» **Provided material**

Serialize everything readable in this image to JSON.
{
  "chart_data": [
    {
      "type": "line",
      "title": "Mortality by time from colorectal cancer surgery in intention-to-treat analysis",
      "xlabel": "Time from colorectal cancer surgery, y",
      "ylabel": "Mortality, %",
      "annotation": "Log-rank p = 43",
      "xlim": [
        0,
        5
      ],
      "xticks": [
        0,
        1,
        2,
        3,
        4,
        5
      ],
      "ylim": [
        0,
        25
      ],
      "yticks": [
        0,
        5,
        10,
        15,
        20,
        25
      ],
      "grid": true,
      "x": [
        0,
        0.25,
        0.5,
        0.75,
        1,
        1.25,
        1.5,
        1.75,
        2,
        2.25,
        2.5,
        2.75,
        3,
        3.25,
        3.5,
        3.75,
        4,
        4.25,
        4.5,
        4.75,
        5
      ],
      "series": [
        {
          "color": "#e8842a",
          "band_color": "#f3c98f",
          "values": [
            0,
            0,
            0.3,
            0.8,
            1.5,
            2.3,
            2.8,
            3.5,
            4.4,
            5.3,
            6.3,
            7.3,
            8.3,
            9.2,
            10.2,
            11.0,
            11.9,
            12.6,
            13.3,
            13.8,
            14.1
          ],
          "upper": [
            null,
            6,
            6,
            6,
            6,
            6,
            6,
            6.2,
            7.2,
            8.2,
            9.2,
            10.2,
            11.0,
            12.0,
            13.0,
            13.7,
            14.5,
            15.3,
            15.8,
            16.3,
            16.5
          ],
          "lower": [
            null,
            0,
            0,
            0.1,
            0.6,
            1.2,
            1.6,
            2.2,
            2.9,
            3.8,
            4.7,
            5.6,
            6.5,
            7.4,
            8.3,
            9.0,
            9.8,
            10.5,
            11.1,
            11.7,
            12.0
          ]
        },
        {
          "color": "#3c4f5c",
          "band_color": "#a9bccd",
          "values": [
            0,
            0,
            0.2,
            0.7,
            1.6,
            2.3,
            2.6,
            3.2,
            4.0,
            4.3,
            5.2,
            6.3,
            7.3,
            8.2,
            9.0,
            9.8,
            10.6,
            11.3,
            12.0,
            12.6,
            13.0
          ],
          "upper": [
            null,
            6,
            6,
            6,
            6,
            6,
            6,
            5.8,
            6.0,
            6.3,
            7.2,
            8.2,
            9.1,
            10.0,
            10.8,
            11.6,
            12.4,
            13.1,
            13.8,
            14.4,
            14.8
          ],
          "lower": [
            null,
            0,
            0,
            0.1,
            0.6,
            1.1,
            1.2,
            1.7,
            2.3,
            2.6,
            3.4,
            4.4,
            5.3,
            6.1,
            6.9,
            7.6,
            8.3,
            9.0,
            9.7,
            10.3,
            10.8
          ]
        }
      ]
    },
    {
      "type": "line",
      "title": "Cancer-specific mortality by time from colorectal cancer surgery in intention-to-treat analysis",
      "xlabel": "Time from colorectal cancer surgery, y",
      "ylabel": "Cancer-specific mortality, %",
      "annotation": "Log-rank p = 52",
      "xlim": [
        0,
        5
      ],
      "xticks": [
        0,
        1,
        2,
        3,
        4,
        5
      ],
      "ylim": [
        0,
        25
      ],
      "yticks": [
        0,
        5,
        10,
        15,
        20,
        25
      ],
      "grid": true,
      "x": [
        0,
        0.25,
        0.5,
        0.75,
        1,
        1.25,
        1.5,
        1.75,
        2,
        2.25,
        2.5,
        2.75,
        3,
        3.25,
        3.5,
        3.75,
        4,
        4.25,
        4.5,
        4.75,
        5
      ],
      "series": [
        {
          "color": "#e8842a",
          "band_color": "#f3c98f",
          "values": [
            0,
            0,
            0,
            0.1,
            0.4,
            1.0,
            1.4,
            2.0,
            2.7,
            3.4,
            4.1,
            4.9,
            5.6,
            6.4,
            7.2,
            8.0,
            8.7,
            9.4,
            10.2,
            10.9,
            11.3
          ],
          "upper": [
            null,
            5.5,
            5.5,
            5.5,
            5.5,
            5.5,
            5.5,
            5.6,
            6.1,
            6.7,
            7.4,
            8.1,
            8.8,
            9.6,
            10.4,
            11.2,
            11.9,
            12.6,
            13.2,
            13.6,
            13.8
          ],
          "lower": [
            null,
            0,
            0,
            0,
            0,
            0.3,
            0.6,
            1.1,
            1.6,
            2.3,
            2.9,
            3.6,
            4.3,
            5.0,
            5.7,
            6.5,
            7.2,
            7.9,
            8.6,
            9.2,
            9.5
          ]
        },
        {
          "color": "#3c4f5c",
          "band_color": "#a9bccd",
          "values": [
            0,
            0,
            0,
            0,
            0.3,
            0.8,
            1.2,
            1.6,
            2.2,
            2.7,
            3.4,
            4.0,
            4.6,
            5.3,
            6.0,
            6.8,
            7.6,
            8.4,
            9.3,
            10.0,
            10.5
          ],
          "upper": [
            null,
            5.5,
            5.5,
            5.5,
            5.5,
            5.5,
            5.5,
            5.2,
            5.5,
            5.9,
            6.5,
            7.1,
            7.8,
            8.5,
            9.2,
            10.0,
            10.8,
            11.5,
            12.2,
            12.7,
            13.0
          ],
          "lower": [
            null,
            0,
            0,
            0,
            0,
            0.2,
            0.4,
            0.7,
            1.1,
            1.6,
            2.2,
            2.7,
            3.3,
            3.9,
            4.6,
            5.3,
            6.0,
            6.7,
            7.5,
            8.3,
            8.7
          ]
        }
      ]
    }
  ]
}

» **Task instructions**
Pull out all lines from the entries above in which the word "surgery" appears.

» **Task output**
      "title": "Mortality by time from colorectal cancer surgery in intention-to-treat analysis",
      "xlabel": "Time from colorectal cancer surgery, y",
      "title": "Cancer-specific mortality by time from colorectal cancer surgery in intention-to-treat analysis",
      "xlabel": "Time from colorectal cancer surgery, y",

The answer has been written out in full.